Dataset excerpts:
------------------------------

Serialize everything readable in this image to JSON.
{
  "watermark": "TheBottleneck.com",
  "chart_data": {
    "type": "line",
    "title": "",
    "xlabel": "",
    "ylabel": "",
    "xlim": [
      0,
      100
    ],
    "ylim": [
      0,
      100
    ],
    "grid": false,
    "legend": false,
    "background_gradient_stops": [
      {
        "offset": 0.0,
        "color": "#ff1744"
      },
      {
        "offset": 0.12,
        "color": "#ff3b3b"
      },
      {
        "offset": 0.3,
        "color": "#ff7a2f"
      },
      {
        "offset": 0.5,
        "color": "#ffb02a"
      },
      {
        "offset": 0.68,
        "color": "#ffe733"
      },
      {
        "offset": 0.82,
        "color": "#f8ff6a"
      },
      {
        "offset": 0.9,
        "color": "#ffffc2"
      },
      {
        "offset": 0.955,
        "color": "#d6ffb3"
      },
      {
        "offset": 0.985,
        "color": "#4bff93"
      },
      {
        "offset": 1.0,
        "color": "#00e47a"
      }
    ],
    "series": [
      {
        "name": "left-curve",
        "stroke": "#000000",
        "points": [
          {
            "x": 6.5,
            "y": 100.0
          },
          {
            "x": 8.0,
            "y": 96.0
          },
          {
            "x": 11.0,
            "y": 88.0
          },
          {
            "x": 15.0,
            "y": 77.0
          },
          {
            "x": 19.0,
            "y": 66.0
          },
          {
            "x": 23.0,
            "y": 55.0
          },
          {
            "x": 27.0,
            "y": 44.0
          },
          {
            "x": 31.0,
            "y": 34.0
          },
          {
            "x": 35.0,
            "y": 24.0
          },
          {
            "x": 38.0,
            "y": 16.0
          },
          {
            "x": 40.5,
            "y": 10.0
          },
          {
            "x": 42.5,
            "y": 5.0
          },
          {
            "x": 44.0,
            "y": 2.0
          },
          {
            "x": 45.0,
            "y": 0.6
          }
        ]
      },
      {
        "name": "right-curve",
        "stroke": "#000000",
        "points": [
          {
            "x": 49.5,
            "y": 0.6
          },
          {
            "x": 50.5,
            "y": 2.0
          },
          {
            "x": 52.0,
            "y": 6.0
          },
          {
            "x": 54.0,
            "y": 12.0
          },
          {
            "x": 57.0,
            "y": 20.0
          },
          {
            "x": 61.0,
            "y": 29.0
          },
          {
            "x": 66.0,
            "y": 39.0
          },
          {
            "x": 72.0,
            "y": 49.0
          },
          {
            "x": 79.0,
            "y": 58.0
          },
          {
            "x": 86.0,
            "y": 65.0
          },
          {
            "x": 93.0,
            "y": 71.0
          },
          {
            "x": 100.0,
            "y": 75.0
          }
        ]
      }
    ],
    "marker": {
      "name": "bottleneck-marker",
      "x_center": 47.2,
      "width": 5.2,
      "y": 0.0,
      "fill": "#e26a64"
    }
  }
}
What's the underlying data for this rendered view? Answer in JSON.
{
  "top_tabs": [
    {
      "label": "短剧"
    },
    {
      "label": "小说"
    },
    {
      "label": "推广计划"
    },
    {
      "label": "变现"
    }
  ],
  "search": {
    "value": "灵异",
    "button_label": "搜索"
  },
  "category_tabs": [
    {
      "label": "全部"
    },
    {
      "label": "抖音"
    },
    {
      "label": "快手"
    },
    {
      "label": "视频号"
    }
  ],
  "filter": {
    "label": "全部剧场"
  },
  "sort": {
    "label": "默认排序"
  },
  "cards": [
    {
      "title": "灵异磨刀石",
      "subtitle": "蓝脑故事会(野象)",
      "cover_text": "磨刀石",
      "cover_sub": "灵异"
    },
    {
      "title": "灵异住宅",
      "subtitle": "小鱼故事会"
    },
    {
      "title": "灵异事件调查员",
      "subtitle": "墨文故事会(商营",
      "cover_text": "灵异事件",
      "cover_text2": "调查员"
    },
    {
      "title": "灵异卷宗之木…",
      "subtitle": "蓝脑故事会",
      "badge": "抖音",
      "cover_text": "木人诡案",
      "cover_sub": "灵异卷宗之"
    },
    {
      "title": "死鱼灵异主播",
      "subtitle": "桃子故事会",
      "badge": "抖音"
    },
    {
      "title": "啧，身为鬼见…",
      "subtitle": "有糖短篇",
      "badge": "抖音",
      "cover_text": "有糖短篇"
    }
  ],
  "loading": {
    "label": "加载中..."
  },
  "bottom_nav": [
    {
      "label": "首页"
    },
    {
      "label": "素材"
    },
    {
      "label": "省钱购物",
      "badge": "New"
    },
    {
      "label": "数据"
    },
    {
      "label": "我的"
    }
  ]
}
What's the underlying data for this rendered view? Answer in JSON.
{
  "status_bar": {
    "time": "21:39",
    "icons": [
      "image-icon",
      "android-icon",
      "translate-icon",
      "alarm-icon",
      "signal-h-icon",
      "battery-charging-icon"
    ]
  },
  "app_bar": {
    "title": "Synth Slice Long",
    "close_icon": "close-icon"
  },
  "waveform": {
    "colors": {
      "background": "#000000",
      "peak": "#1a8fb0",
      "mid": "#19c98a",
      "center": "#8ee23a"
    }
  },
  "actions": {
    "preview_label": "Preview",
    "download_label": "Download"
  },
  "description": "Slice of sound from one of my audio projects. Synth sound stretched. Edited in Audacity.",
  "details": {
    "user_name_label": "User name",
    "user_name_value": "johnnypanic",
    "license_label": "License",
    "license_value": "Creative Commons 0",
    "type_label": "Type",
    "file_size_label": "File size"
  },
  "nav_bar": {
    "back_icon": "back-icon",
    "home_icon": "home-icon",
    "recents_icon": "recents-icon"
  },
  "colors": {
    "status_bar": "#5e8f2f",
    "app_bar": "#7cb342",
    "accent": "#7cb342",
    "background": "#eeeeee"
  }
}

------------------------------

Your task is to print the whole listing again exactly.

Serialize everything readable in this image to JSON.
{
  "watermark": "TheBottleneck.com",
  "chart_data": {
    "type": "line",
    "title": "",
    "xlabel": "",
    "ylabel": "",
    "xlim": [
      0,
      100
    ],
    "ylim": [
      0,
      100
    ],
    "grid": false,
    "legend": false,
    "background_gradient_stops": [
      {
        "offset": 0.0,
        "color": "#ff1744"
      },
      {
        "offset": 0.12,
        "color": "#ff3b3b"
      },
      {
        "offset": 0.3,
        "color": "#ff7a2f"
      },
      {
        "offset": 0.5,
        "color": "#ffb02a"
      },
      {
        "offset": 0.68,
        "color": "#ffe733"
      },
      {
        "offset": 0.82,
        "color": "#f8ff6a"
      },
      {
        "offset": 0.9,
        "color": "#ffffc2"
      },
      {
        "offset": 0.955,
        "color": "#d6ffb3"
      },
      {
        "offset": 0.985,
        "color": "#4bff93"
      },
      {
        "offset": 1.0,
        "color": "#00e47a"
      }
    ],
    "series": [
      {
        "name": "left-curve",
        "stroke": "#000000",
        "points": [
          {
            "x": 6.5,
            "y": 100.0
          },
          {
            "x": 8.0,
            "y": 96.0
          },
          {
            "x": 11.0,
            "y": 88.0
          },
          {
            "x": 15.0,
            "y": 77.0
          },
          {
            "x": 19.0,
            "y": 66.0
          },
          {
            "x": 23.0,
            "y": 55.0
          },
          {
            "x": 27.0,
            "y": 44.0
          },
          {
            "x": 31.0,
            "y": 34.0
          },
          {
            "x": 35.0,
            "y": 24.0
          },
          {
            "x": 38.0,
            "y": 16.0
          },
          {
            "x": 40.5,
            "y": 10.0
          },
          {
            "x": 42.5,
            "y": 5.0
          },
          {
            "x": 44.0,
            "y": 2.0
          },
          {
            "x": 45.0,
            "y": 0.6
          }
        ]
      },
      {
        "name": "right-curve",
        "stroke": "#000000",
        "points": [
          {
            "x": 49.5,
            "y": 0.6
          },
          {
            "x": 50.5,
            "y": 2.0
          },
          {
            "x": 52.0,
            "y": 6.0
          },
          {
            "x": 54.0,
            "y": 12.0
          },
          {
            "x": 57.0,
            "y": 20.0
          },
          {
            "x": 61.0,
            "y": 29.0
          },
          {
            "x": 66.0,
            "y": 39.0
          },
          {
            "x": 72.0,
            "y": 49.0
          },
          {
            "x": 79.0,
            "y": 58.0
          },
          {
            "x": 86.0,
            "y": 65.0
          },
          {
            "x": 93.0,
            "y": 71.0
          },
          {
            "x": 100.0,
            "y": 75.0
          }
        ]
      }
    ],
    "marker": {
      "name": "bottleneck-marker",
      "x_center": 47.2,
      "width": 5.2,
      "y": 0.0,
      "fill": "#e26a64"
    }
  }
}
What's the underlying data for this rendered view? Answer in JSON.
{
  "top_tabs": [
    {
      "label": "短剧"
    },
    {
      "label": "小说"
    },
    {
      "label": "推广计划"
    },
    {
      "label": "变现"
    }
  ],
  "search": {
    "value": "灵异",
    "button_label": "搜索"
  },
  "category_tabs": [
    {
      "label": "全部"
    },
    {
      "label": "抖音"
    },
    {
      "label": "快手"
    },
    {
      "label": "视频号"
    }
  ],
  "filter": {
    "label": "全部剧场"
  },
  "sort": {
    "label": "默认排序"
  },
  "cards": [
    {
      "title": "灵异磨刀石",
      "subtitle": "蓝脑故事会(野象)",
      "cover_text": "磨刀石",
      "cover_sub": "灵异"
    },
    {
      "title": "灵异住宅",
      "subtitle": "小鱼故事会"
    },
    {
      "title": "灵异事件调查员",
      "subtitle": "墨文故事会(商营",
      "cover_text": "灵异事件",
      "cover_text2": "调查员"
    },
    {
      "title": "灵异卷宗之木…",
      "subtitle": "蓝脑故事会",
      "badge": "抖音",
      "cover_text": "木人诡案",
      "cover_sub": "灵异卷宗之"
    },
    {
      "title": "死鱼灵异主播",
      "subtitle": "桃子故事会",
      "badge": "抖音"
    },
    {
      "title": "啧，身为鬼见…",
      "subtitle": "有糖短篇",
      "badge": "抖音",
      "cover_text": "有糖短篇"
    }
  ],
  "loading": {
    "label": "加载中..."
  },
  "bottom_nav": [
    {
      "label": "首页"
    },
    {
      "label": "素材"
    },
    {
      "label": "省钱购物",
      "badge": "New"
    },
    {
      "label": "数据"
    },
    {
      "label": "我的"
    }
  ]
}
What's the underlying data for this rendered view? Answer in JSON.
{
  "status_bar": {
    "time": "21:39",
    "icons": [
      "image-icon",
      "android-icon",
      "translate-icon",
      "alarm-icon",
      "signal-h-icon",
      "battery-charging-icon"
    ]
  },
  "app_bar": {
    "title": "Synth Slice Long",
    "close_icon": "close-icon"
  },
  "waveform": {
    "colors": {
      "background": "#000000",
      "peak": "#1a8fb0",
      "mid": "#19c98a",
      "center": "#8ee23a"
    }
  },
  "actions": {
    "preview_label": "Preview",
    "download_label": "Download"
  },
  "description": "Slice of sound from one of my audio projects. Synth sound stretched. Edited in Audacity.",
  "details": {
    "user_name_label": "User name",
    "user_name_value": "johnnypanic",
    "license_label": "License",
    "license_value": "Creative Commons 0",
    "type_label": "Type",
    "file_size_label": "File size"
  },
  "nav_bar": {
    "back_icon": "back-icon",
    "home_icon": "home-icon",
    "recents_icon": "recents-icon"
  },
  "colors": {
    "status_bar": "#5e8f2f",
    "app_bar": "#7cb342",
    "accent": "#7cb342",
    "background": "#eeeeee"
  }
}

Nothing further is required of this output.